### PROBLEM STATEMENT:
Repeat each record exactly as written, and drop any images.

Begin WORKING DATA

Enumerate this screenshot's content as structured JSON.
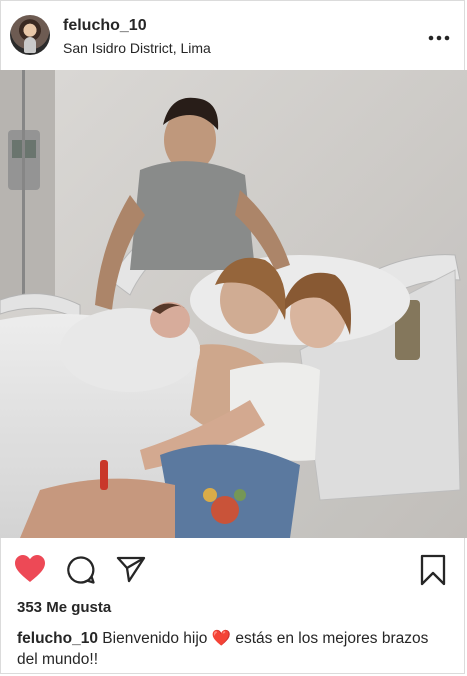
{
  "post": {
    "username": "felucho_10",
    "location": "San Isidro District, Lima",
    "likes_text": "353 Me gusta",
    "caption": {
      "username": "felucho_10",
      "text_before_emoji": "Bienvenido hijo",
      "emoji": "❤️",
      "text_after_emoji": "estás en los mejores brazos del mundo!!"
    }
  },
  "icons": {
    "like": "heart-icon-filled",
    "comment": "comment-icon",
    "share": "direct-share-icon",
    "save": "bookmark-icon",
    "options": "more-options-icon"
  },
  "colors": {
    "like_red": "#ed4956",
    "text": "#262626",
    "border": "#dbdbdb"
  }
}
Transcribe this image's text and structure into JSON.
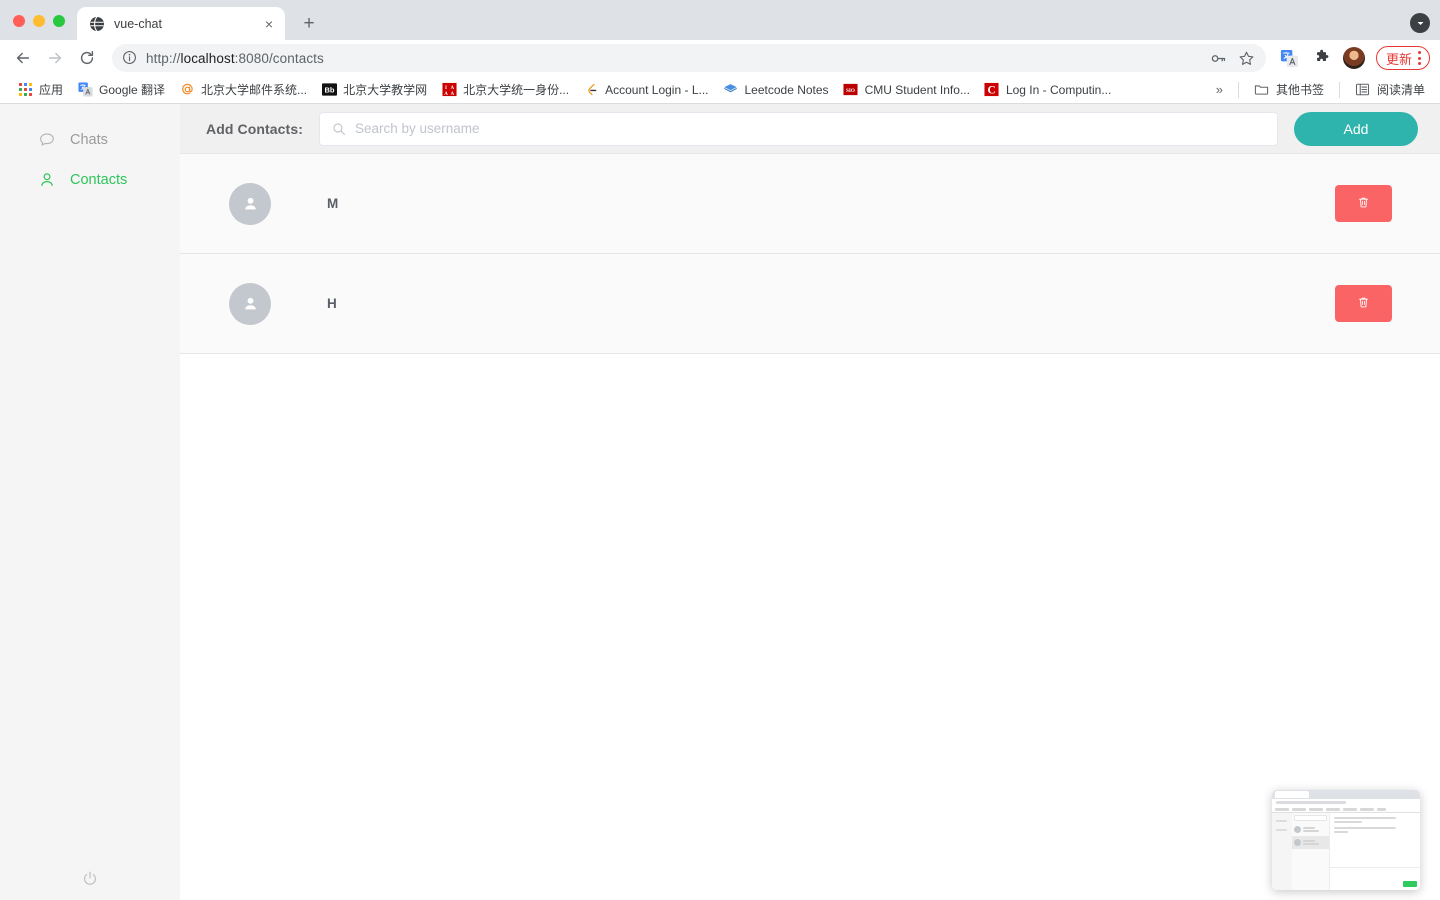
{
  "browser": {
    "tab": {
      "title": "vue-chat",
      "favicon": "globe-icon",
      "close_label": "×"
    },
    "new_tab_label": "+",
    "omnibox": {
      "url_prefix": "http://",
      "url_host": "localhost",
      "url_suffix": ":8080/contacts",
      "full_url": "http://localhost:8080/contacts",
      "info_icon": "info-circle-icon",
      "password_icon": "key-icon",
      "bookmark_icon": "star-icon"
    },
    "toolbar_icons": [
      "translate-icon",
      "extensions-puzzle-icon",
      "profile-avatar"
    ],
    "update_button": {
      "label": "更新",
      "color": "#e53935"
    },
    "menu_icon": "kebab-menu-icon",
    "tab_search_icon": "chevron-down-circle-icon",
    "bookmarks": [
      {
        "label": "应用",
        "icon": "apps-grid-icon"
      },
      {
        "label": "Google 翻译",
        "icon": "google-translate-icon"
      },
      {
        "label": "北京大学邮件系统...",
        "icon": "at-sign-icon"
      },
      {
        "label": "北京大学教学网",
        "icon": "blackboard-icon"
      },
      {
        "label": "北京大学统一身份...",
        "icon": "iaaa-icon"
      },
      {
        "label": "Account Login - L...",
        "icon": "leetcode-icon"
      },
      {
        "label": "Leetcode Notes",
        "icon": "notes-book-icon"
      },
      {
        "label": "CMU Student Info...",
        "icon": "sio-icon"
      },
      {
        "label": "Log In - Computin...",
        "icon": "cmu-c-icon"
      }
    ],
    "overflow_label": "»",
    "other_bookmarks": {
      "label": "其他书签",
      "icon": "folder-icon"
    },
    "reading_list": {
      "label": "阅读清单",
      "icon": "reading-list-icon"
    }
  },
  "app": {
    "sidebar": {
      "items": [
        {
          "label": "Chats",
          "icon": "chat-bubble-icon",
          "active": false
        },
        {
          "label": "Contacts",
          "icon": "person-icon",
          "active": true
        }
      ],
      "logout_icon": "power-icon",
      "active_color": "#2fc55c"
    },
    "header": {
      "add_contacts_label": "Add Contacts:",
      "search": {
        "value": "",
        "placeholder": "Search by username",
        "icon": "search-icon"
      },
      "add_button": {
        "label": "Add",
        "color": "#2fb3ad"
      }
    },
    "contacts": [
      {
        "name": "M",
        "avatar_icon": "person-avatar-icon",
        "delete_icon": "trash-icon"
      },
      {
        "name": "H",
        "avatar_icon": "person-avatar-icon",
        "delete_icon": "trash-icon"
      }
    ],
    "delete_button_color": "#fa6465"
  },
  "pip": {
    "name": "picture-in-picture-preview"
  }
}
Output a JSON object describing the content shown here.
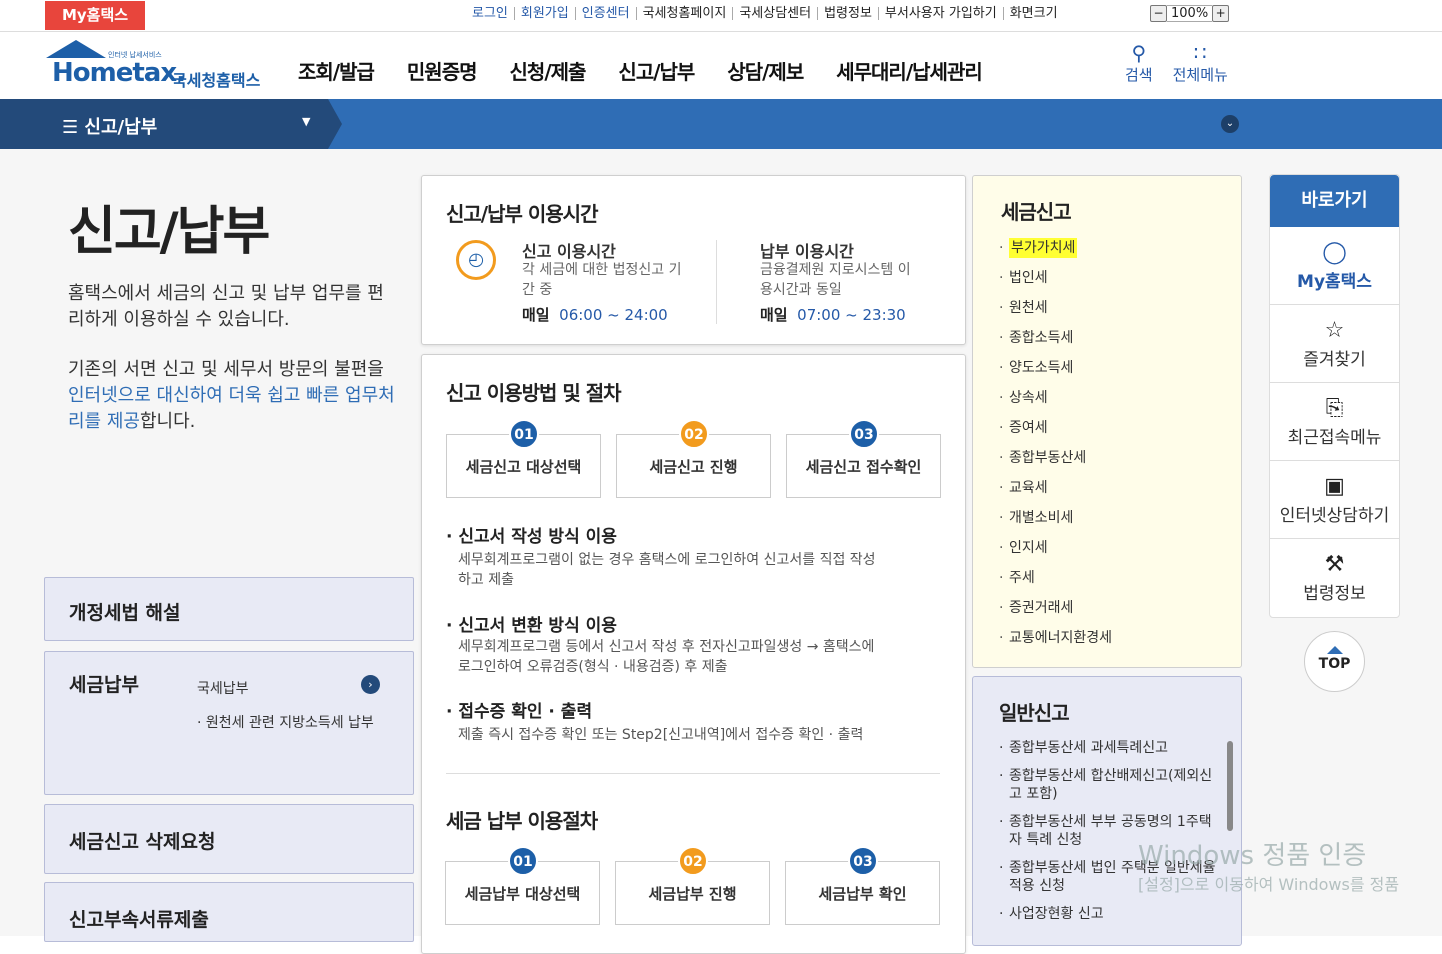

End WORKING DATA

### THE RESULT:
Enumerate this screenshot's content as structured JSON.
{
  "post": {
    "username": "felucho_10",
    "location": "San Isidro District, Lima",
    "likes_text": "353 Me gusta",
    "caption": {
      "username": "felucho_10",
      "text_before_emoji": "Bienvenido hijo",
      "emoji": "❤️",
      "text_after_emoji": "estás en los mejores brazos del mundo!!"
    }
  },
  "icons": {
    "like": "heart-icon-filled",
    "comment": "comment-icon",
    "share": "direct-share-icon",
    "save": "bookmark-icon",
    "options": "more-options-icon"
  },
  "colors": {
    "like_red": "#ed4956",
    "text": "#262626",
    "border": "#dbdbdb"
  }
}
Transcribe this image's text and structure into JSON.
{
  "browser": {
    "tab": {
      "title": "vue-chat",
      "favicon": "globe-icon",
      "close_label": "×"
    },
    "new_tab_label": "+",
    "omnibox": {
      "url_prefix": "http://",
      "url_host": "localhost",
      "url_suffix": ":8080/contacts",
      "full_url": "http://localhost:8080/contacts",
      "info_icon": "info-circle-icon",
      "password_icon": "key-icon",
      "bookmark_icon": "star-icon"
    },
    "toolbar_icons": [
      "translate-icon",
      "extensions-puzzle-icon",
      "profile-avatar"
    ],
    "update_button": {
      "label": "更新",
      "color": "#e53935"
    },
    "menu_icon": "kebab-menu-icon",
    "tab_search_icon": "chevron-down-circle-icon",
    "bookmarks": [
      {
        "label": "应用",
        "icon": "apps-grid-icon"
      },
      {
        "label": "Google 翻译",
        "icon": "google-translate-icon"
      },
      {
        "label": "北京大学邮件系统...",
        "icon": "at-sign-icon"
      },
      {
        "label": "北京大学教学网",
        "icon": "blackboard-icon"
      },
      {
        "label": "北京大学统一身份...",
        "icon": "iaaa-icon"
      },
      {
        "label": "Account Login - L...",
        "icon": "leetcode-icon"
      },
      {
        "label": "Leetcode Notes",
        "icon": "notes-book-icon"
      },
      {
        "label": "CMU Student Info...",
        "icon": "sio-icon"
      },
      {
        "label": "Log In - Computin...",
        "icon": "cmu-c-icon"
      }
    ],
    "overflow_label": "»",
    "other_bookmarks": {
      "label": "其他书签",
      "icon": "folder-icon"
    },
    "reading_list": {
      "label": "阅读清单",
      "icon": "reading-list-icon"
    }
  },
  "app": {
    "sidebar": {
      "items": [
        {
          "label": "Chats",
          "icon": "chat-bubble-icon",
          "active": false
        },
        {
          "label": "Contacts",
          "icon": "person-icon",
          "active": true
        }
      ],
      "logout_icon": "power-icon",
      "active_color": "#2fc55c"
    },
    "header": {
      "add_contacts_label": "Add Contacts:",
      "search": {
        "value": "",
        "placeholder": "Search by username",
        "icon": "search-icon"
      },
      "add_button": {
        "label": "Add",
        "color": "#2fb3ad"
      }
    },
    "contacts": [
      {
        "name": "M",
        "avatar_icon": "person-avatar-icon",
        "delete_icon": "trash-icon"
      },
      {
        "name": "H",
        "avatar_icon": "person-avatar-icon",
        "delete_icon": "trash-icon"
      }
    ],
    "delete_button_color": "#fa6465"
  },
  "pip": {
    "name": "picture-in-picture-preview"
  }
}
Output a JSON object describing the content shown here.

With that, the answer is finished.